Dataset items
───
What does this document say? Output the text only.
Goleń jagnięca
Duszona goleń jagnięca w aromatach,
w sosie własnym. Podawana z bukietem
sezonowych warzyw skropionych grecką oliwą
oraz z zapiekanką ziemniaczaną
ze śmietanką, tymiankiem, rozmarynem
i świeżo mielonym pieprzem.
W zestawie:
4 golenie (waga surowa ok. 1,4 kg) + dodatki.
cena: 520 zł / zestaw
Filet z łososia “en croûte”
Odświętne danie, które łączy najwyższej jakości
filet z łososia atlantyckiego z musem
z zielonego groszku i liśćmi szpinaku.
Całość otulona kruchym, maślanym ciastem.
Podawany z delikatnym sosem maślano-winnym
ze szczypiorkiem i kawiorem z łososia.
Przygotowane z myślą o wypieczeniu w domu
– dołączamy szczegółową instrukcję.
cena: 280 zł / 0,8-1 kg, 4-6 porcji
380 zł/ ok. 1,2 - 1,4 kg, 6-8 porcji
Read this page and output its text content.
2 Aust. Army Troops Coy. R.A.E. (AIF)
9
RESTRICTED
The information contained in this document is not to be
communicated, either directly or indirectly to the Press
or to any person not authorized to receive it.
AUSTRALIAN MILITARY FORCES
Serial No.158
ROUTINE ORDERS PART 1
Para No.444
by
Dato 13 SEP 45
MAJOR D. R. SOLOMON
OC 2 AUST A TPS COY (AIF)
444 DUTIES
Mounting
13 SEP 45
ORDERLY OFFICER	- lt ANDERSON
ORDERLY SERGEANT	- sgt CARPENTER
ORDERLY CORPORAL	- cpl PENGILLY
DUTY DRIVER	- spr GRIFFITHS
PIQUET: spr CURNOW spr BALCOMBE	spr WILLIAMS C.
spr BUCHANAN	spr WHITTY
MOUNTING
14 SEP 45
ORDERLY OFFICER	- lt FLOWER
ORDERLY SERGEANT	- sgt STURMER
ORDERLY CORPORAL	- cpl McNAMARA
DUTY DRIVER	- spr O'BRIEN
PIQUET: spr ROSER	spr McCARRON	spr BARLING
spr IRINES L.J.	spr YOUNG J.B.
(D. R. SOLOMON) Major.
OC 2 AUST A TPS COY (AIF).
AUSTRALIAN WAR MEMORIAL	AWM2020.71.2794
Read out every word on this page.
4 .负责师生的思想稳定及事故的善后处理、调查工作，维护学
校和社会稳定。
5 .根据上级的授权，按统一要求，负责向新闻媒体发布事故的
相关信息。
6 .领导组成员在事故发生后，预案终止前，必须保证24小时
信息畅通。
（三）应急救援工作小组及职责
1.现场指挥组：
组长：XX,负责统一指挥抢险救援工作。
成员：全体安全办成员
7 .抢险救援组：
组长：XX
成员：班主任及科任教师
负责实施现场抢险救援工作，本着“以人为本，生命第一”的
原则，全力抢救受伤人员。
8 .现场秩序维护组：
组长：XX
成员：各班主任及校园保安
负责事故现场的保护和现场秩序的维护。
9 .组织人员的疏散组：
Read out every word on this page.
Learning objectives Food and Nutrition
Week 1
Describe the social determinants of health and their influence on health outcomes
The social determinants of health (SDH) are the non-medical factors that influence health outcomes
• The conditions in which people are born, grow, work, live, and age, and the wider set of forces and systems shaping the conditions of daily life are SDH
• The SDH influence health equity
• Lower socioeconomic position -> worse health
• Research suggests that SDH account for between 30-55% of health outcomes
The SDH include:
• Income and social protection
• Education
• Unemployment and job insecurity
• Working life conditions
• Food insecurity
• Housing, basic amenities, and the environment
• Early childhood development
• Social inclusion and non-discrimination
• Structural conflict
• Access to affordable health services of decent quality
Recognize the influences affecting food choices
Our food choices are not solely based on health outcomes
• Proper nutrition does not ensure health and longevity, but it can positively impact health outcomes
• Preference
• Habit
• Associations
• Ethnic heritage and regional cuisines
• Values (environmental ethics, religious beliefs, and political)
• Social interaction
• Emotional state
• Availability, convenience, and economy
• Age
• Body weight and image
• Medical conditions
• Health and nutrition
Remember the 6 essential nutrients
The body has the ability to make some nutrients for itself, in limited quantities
───
Quote each line of the listing above exactly.

What does this document say? Output the text only.
Goleń jagnięca
Duszona goleń jagnięca w aromatach,
w sosie własnym. Podawana z bukietem
sezonowych warzyw skropionych grecką oliwą
oraz z zapiekanką ziemniaczaną
ze śmietanką, tymiankiem, rozmarynem
i świeżo mielonym pieprzem.
W zestawie:
4 golenie (waga surowa ok. 1,4 kg) + dodatki.
cena: 520 zł / zestaw
Filet z łososia “en croûte”
Odświętne danie, które łączy najwyższej jakości
filet z łososia atlantyckiego z musem
z zielonego groszku i liśćmi szpinaku.
Całość otulona kruchym, maślanym ciastem.
Podawany z delikatnym sosem maślano-winnym
ze szczypiorkiem i kawiorem z łososia.
Przygotowane z myślą o wypieczeniu w domu
– dołączamy szczegółową instrukcję.
cena: 280 zł / 0,8-1 kg, 4-6 porcji
380 zł/ ok. 1,2 - 1,4 kg, 6-8 porcji
Read this page and output its text content.
2 Aust. Army Troops Coy. R.A.E. (AIF)
9
RESTRICTED
The information contained in this document is not to be
communicated, either directly or indirectly to the Press
or to any person not authorized to receive it.
AUSTRALIAN MILITARY FORCES
Serial No.158
ROUTINE ORDERS PART 1
Para No.444
by
Dato 13 SEP 45
MAJOR D. R. SOLOMON
OC 2 AUST A TPS COY (AIF)
444 DUTIES
Mounting
13 SEP 45
ORDERLY OFFICER	- lt ANDERSON
ORDERLY SERGEANT	- sgt CARPENTER
ORDERLY CORPORAL	- cpl PENGILLY
DUTY DRIVER	- spr GRIFFITHS
PIQUET: spr CURNOW spr BALCOMBE	spr WILLIAMS C.
spr BUCHANAN	spr WHITTY
MOUNTING
14 SEP 45
ORDERLY OFFICER	- lt FLOWER
ORDERLY SERGEANT	- sgt STURMER
ORDERLY CORPORAL	- cpl McNAMARA
DUTY DRIVER	- spr O'BRIEN
PIQUET: spr ROSER	spr McCARRON	spr BARLING
spr IRINES L.J.	spr YOUNG J.B.
(D. R. SOLOMON) Major.
OC 2 AUST A TPS COY (AIF).
AUSTRALIAN WAR MEMORIAL	AWM2020.71.2794
Read out every word on this page.
4 .负责师生的思想稳定及事故的善后处理、调查工作，维护学
校和社会稳定。
5 .根据上级的授权，按统一要求，负责向新闻媒体发布事故的
相关信息。
6 .领导组成员在事故发生后，预案终止前，必须保证24小时
信息畅通。
（三）应急救援工作小组及职责
1.现场指挥组：
组长：XX,负责统一指挥抢险救援工作。
成员：全体安全办成员
7 .抢险救援组：
组长：XX
成员：班主任及科任教师
负责实施现场抢险救援工作，本着“以人为本，生命第一”的
原则，全力抢救受伤人员。
8 .现场秩序维护组：
组长：XX
成员：各班主任及校园保安
负责事故现场的保护和现场秩序的维护。
9 .组织人员的疏散组：
Read out every word on this page.
Learning objectives Food and Nutrition
Week 1
Describe the social determinants of health and their influence on health outcomes
The social determinants of health (SDH) are the non-medical factors that influence health outcomes
• The conditions in which people are born, grow, work, live, and age, and the wider set of forces and systems shaping the conditions of daily life are SDH
• The SDH influence health equity
• Lower socioeconomic position -> worse health
• Research suggests that SDH account for between 30-55% of health outcomes
The SDH include:
• Income and social protection
• Education
• Unemployment and job insecurity
• Working life conditions
• Food insecurity
• Housing, basic amenities, and the environment
• Early childhood development
• Social inclusion and non-discrimination
• Structural conflict
• Access to affordable health services of decent quality
Recognize the influences affecting food choices
Our food choices are not solely based on health outcomes
• Proper nutrition does not ensure health and longevity, but it can positively impact health outcomes
• Preference
• Habit
• Associations
• Ethnic heritage and regional cuisines
• Values (environmental ethics, religious beliefs, and political)
• Social interaction
• Emotional state
• Availability, convenience, and economy
• Age
• Body weight and image
• Medical conditions
• Health and nutrition
Remember the 6 essential nutrients
The body has the ability to make some nutrients for itself, in limited quantities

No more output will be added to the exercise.